[Requirement]
Rewrite the material below with every "Heliocentric" switched to "Helioprojective" and all else unchanged. Leave the pictures out.

......

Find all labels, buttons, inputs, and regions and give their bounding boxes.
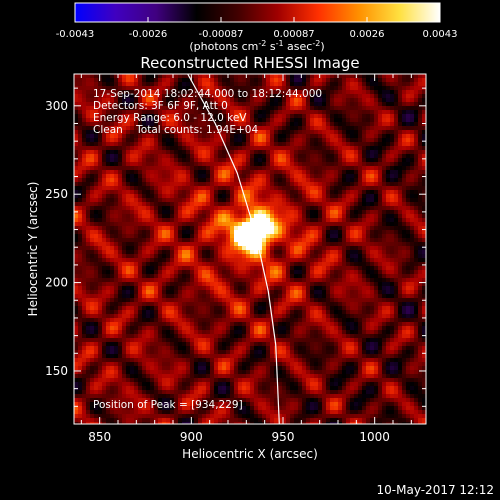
y-axis-label: Heliocentric Y (arcsec) bbox=[26, 182, 40, 317]
y-tick-label: 150 bbox=[45, 364, 68, 378]
colorbar: -0.0043 -0.0026 -0.00087 0.00087 0.0026 0.004… bbox=[56, 2, 458, 53]
plot-frame bbox=[73, 73, 427, 425]
detectors-label: Detectors: 3F 6F 9F, Att 0 bbox=[93, 100, 228, 112]
heatmap-image bbox=[74, 74, 426, 424]
x-tick-label: 950 bbox=[272, 430, 295, 444]
colorbar-tick-label: -0.0026 bbox=[129, 29, 168, 40]
footer-date: 10-May-2017 12:12 bbox=[377, 483, 494, 497]
colorbar-ticks: -0.0043 -0.0026 -0.00087 0.00087 0.0026 0.004… bbox=[56, 17, 458, 40]
x-tick-label: 1000 bbox=[359, 430, 390, 444]
energy-range-label: Energy Range: 6.0 - 12.0 keV bbox=[93, 112, 247, 124]
clean-counts-label: Clean Total counts: 1.94E+04 bbox=[93, 124, 258, 136]
peak-position-label: Position of Peak = [934,229] bbox=[93, 399, 243, 411]
y-tick-label: 200 bbox=[45, 276, 68, 290]
colorbar-tick-label: 0.00087 bbox=[273, 29, 314, 40]
solar-limb-curve bbox=[187, 74, 280, 424]
y-tick-label: 250 bbox=[45, 187, 68, 201]
colorbar-tick-label: 0.0026 bbox=[350, 29, 385, 40]
x-tick-label: 900 bbox=[180, 430, 203, 444]
colorbar-tick-label: 0.0043 bbox=[423, 29, 458, 40]
x-axis-label: Heliocentric X (arcsec) bbox=[182, 447, 318, 461]
annotations: 17-Sep-2014 18:02:44.000 to 18:12:44.000… bbox=[93, 88, 322, 411]
y-tick-label: 300 bbox=[45, 99, 68, 113]
colorbar-bar bbox=[74, 2, 441, 23]
colorbar-tick-label: -0.0043 bbox=[56, 29, 95, 40]
time-range-label: 17-Sep-2014 18:02:44.000 to 18:12:44.000 bbox=[93, 88, 322, 100]
x-tick-label: 850 bbox=[88, 430, 111, 444]
axis-ticks: 850 900 950 1000 150 200 250 300 bbox=[45, 74, 426, 444]
colorbar-unit-label: (photons cm-2 s-1 asec-2) bbox=[189, 39, 324, 53]
plot-area: 850 900 950 1000 150 200 250 300 bbox=[45, 73, 427, 444]
chart-title: Reconstructed RHESSI Image bbox=[140, 54, 359, 72]
colorbar-tick-label: -0.00087 bbox=[199, 29, 244, 40]
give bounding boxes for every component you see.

......

[Task result]
Find all labels, buttons, inputs, and regions and give their bounding boxes.
y-axis-label: Helioprojective Y (arcsec) bbox=[26, 182, 40, 317]
y-tick-label: 150 bbox=[45, 364, 68, 378]
colorbar: -0.0043 -0.0026 -0.00087 0.00087 0.0026 0.004… bbox=[56, 2, 458, 53]
plot-frame bbox=[73, 73, 427, 425]
detectors-label: Detectors: 3F 6F 9F, Att 0 bbox=[93, 100, 228, 112]
heatmap-image bbox=[74, 74, 426, 424]
x-tick-label: 950 bbox=[272, 430, 295, 444]
colorbar-tick-label: -0.0026 bbox=[129, 29, 168, 40]
footer-date: 10-May-2017 12:12 bbox=[377, 483, 494, 497]
colorbar-ticks: -0.0043 -0.0026 -0.00087 0.00087 0.0026 0.004… bbox=[56, 17, 458, 40]
x-tick-label: 1000 bbox=[359, 430, 390, 444]
energy-range-label: Energy Range: 6.0 - 12.0 keV bbox=[93, 112, 247, 124]
clean-counts-label: Clean Total counts: 1.94E+04 bbox=[93, 124, 258, 136]
peak-position-label: Position of Peak = [934,229] bbox=[93, 399, 243, 411]
y-tick-label: 200 bbox=[45, 276, 68, 290]
colorbar-tick-label: 0.00087 bbox=[273, 29, 314, 40]
solar-limb-curve bbox=[187, 74, 280, 424]
y-tick-label: 250 bbox=[45, 187, 68, 201]
colorbar-tick-label: 0.0026 bbox=[350, 29, 385, 40]
x-tick-label: 900 bbox=[180, 430, 203, 444]
colorbar-tick-label: 0.0043 bbox=[423, 29, 458, 40]
x-axis-label: Helioprojective X (arcsec) bbox=[182, 447, 318, 461]
annotations: 17-Sep-2014 18:02:44.000 to 18:12:44.000… bbox=[93, 88, 322, 411]
y-tick-label: 300 bbox=[45, 99, 68, 113]
colorbar-bar bbox=[74, 2, 441, 23]
colorbar-tick-label: -0.0043 bbox=[56, 29, 95, 40]
time-range-label: 17-Sep-2014 18:02:44.000 to 18:12:44.000 bbox=[93, 88, 322, 100]
x-tick-label: 850 bbox=[88, 430, 111, 444]
axis-ticks: 850 900 950 1000 150 200 250 300 bbox=[45, 74, 426, 444]
colorbar-unit-label: (photons cm-2 s-1 asec-2) bbox=[189, 39, 324, 53]
plot-area: 850 900 950 1000 150 200 250 300 bbox=[45, 73, 427, 444]
chart-title: Reconstructed RHESSI Image bbox=[140, 54, 359, 72]
colorbar-tick-label: -0.00087 bbox=[199, 29, 244, 40]
give bounding boxes for every component you see.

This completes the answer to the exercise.